[Data listing]
--- Start ---

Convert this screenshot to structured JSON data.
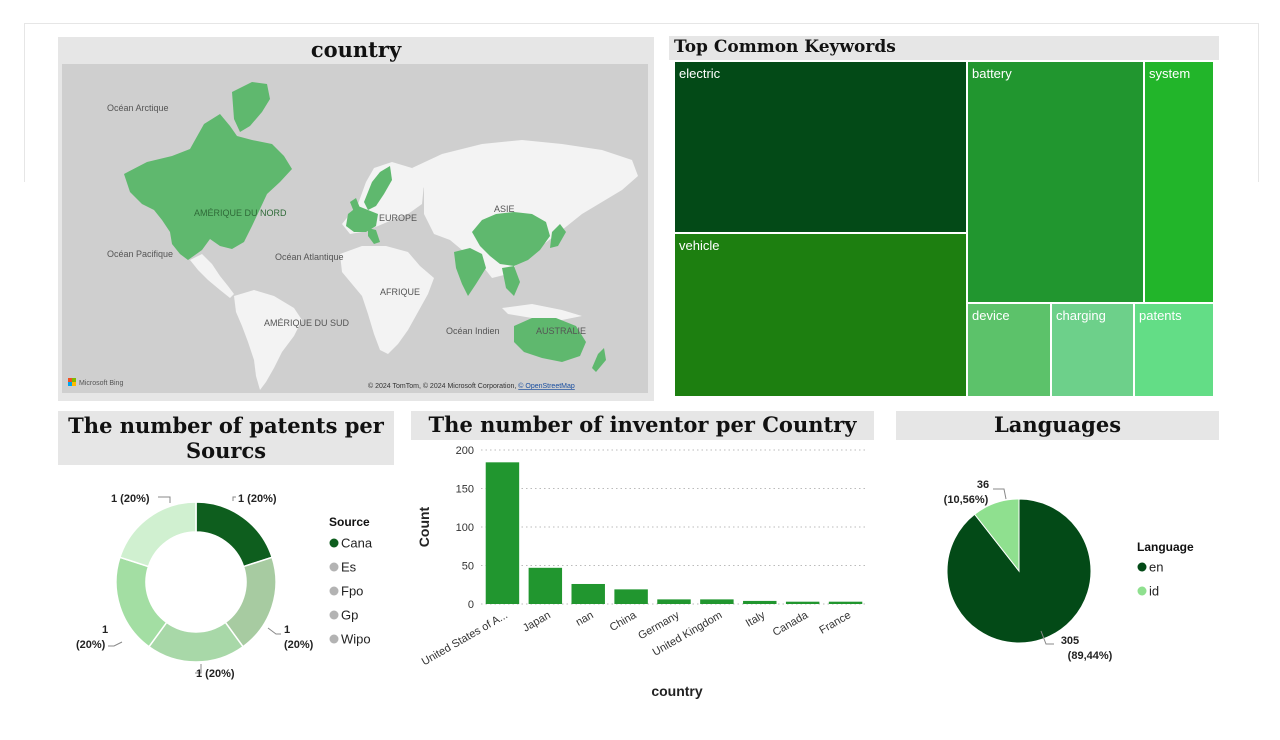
{
  "map": {
    "title": "country",
    "labels": [
      "Océan Arctique",
      "AMÉRIQUE DU NORD",
      "EUROPE",
      "ASIE",
      "Océan Pacifique",
      "Océan Atlantique",
      "AFRIQUE",
      "AMÉRIQUE DU SUD",
      "Océan Indien",
      "AUSTRALIE"
    ],
    "attribution": "© 2024 TomTom, © 2024 Microsoft Corporation, ",
    "attribution_link": "© OpenStreetMap",
    "logo": "Microsoft Bing",
    "colors": {
      "water": "#cfcfcf",
      "land": "#f3f3f3",
      "highlight": "#5fb86e"
    }
  },
  "chart_data": [
    {
      "type": "treemap",
      "title": "Top Common Keywords",
      "categories": [
        "electric",
        "vehicle",
        "battery",
        "system",
        "device",
        "charging",
        "patents"
      ],
      "colors": [
        "#034a17",
        "#1d7f10",
        "#21962f",
        "#22b52a",
        "#5cc26a",
        "#6dd08a",
        "#63dd86"
      ]
    },
    {
      "type": "pie",
      "donut": true,
      "title": "The number of patents per Sourcs",
      "legend_title": "Source",
      "legend_position": "right",
      "categories": [
        "Cana",
        "Es",
        "Fpo",
        "Gp",
        "Wipo"
      ],
      "values": [
        1,
        1,
        1,
        1,
        1
      ],
      "labels": [
        "1 (20%)",
        "1 (20%)",
        "1 (20%)",
        "1 (20%)",
        "1 (20%)"
      ],
      "colors": [
        "#0e5e1e",
        "#a7cba1",
        "#a8d8a8",
        "#a3dea3",
        "#d0f0d0"
      ],
      "legend_colors": [
        "#0e5e1e",
        "#b3b3b3",
        "#b3b3b3",
        "#b3b3b3",
        "#b3b3b3"
      ]
    },
    {
      "type": "bar",
      "title": "The number of inventor per Country",
      "categories": [
        "United States of A...",
        "Japan",
        "nan",
        "China",
        "Germany",
        "United Kingdom",
        "Italy",
        "Canada",
        "France"
      ],
      "values": [
        184,
        47,
        26,
        19,
        6,
        6,
        4,
        3,
        3
      ],
      "xlabel": "country",
      "ylabel": "Count",
      "ylim": [
        0,
        200
      ],
      "yticks": [
        0,
        50,
        100,
        150,
        200
      ],
      "grid": true,
      "color": "#21962f"
    },
    {
      "type": "pie",
      "title": "Languages",
      "legend_title": "Language",
      "legend_position": "right",
      "categories": [
        "en",
        "id"
      ],
      "values": [
        305,
        36
      ],
      "labels": [
        [
          "305",
          "(89,44%)"
        ],
        [
          "36",
          "(10,56%)"
        ]
      ],
      "colors": [
        "#034a17",
        "#8fe08f"
      ]
    }
  ]
}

--- End ---

TASK PROMPT
Any pictures should be dropped; transcribe the rest of the records above exactly.

TASK RESULT
Convert this screenshot to structured JSON data.
{
  "map": {
    "title": "country",
    "labels": [
      "Océan Arctique",
      "AMÉRIQUE DU NORD",
      "EUROPE",
      "ASIE",
      "Océan Pacifique",
      "Océan Atlantique",
      "AFRIQUE",
      "AMÉRIQUE DU SUD",
      "Océan Indien",
      "AUSTRALIE"
    ],
    "attribution": "© 2024 TomTom, © 2024 Microsoft Corporation, ",
    "attribution_link": "© OpenStreetMap",
    "logo": "Microsoft Bing",
    "colors": {
      "water": "#cfcfcf",
      "land": "#f3f3f3",
      "highlight": "#5fb86e"
    }
  },
  "chart_data": [
    {
      "type": "treemap",
      "title": "Top Common Keywords",
      "categories": [
        "electric",
        "vehicle",
        "battery",
        "system",
        "device",
        "charging",
        "patents"
      ],
      "colors": [
        "#034a17",
        "#1d7f10",
        "#21962f",
        "#22b52a",
        "#5cc26a",
        "#6dd08a",
        "#63dd86"
      ]
    },
    {
      "type": "pie",
      "donut": true,
      "title": "The number of patents per Sourcs",
      "legend_title": "Source",
      "legend_position": "right",
      "categories": [
        "Cana",
        "Es",
        "Fpo",
        "Gp",
        "Wipo"
      ],
      "values": [
        1,
        1,
        1,
        1,
        1
      ],
      "labels": [
        "1 (20%)",
        "1 (20%)",
        "1 (20%)",
        "1 (20%)",
        "1 (20%)"
      ],
      "colors": [
        "#0e5e1e",
        "#a7cba1",
        "#a8d8a8",
        "#a3dea3",
        "#d0f0d0"
      ],
      "legend_colors": [
        "#0e5e1e",
        "#b3b3b3",
        "#b3b3b3",
        "#b3b3b3",
        "#b3b3b3"
      ]
    },
    {
      "type": "bar",
      "title": "The number of inventor per Country",
      "categories": [
        "United States of A...",
        "Japan",
        "nan",
        "China",
        "Germany",
        "United Kingdom",
        "Italy",
        "Canada",
        "France"
      ],
      "values": [
        184,
        47,
        26,
        19,
        6,
        6,
        4,
        3,
        3
      ],
      "xlabel": "country",
      "ylabel": "Count",
      "ylim": [
        0,
        200
      ],
      "yticks": [
        0,
        50,
        100,
        150,
        200
      ],
      "grid": true,
      "color": "#21962f"
    },
    {
      "type": "pie",
      "title": "Languages",
      "legend_title": "Language",
      "legend_position": "right",
      "categories": [
        "en",
        "id"
      ],
      "values": [
        305,
        36
      ],
      "labels": [
        [
          "305",
          "(89,44%)"
        ],
        [
          "36",
          "(10,56%)"
        ]
      ],
      "colors": [
        "#034a17",
        "#8fe08f"
      ]
    }
  ]
}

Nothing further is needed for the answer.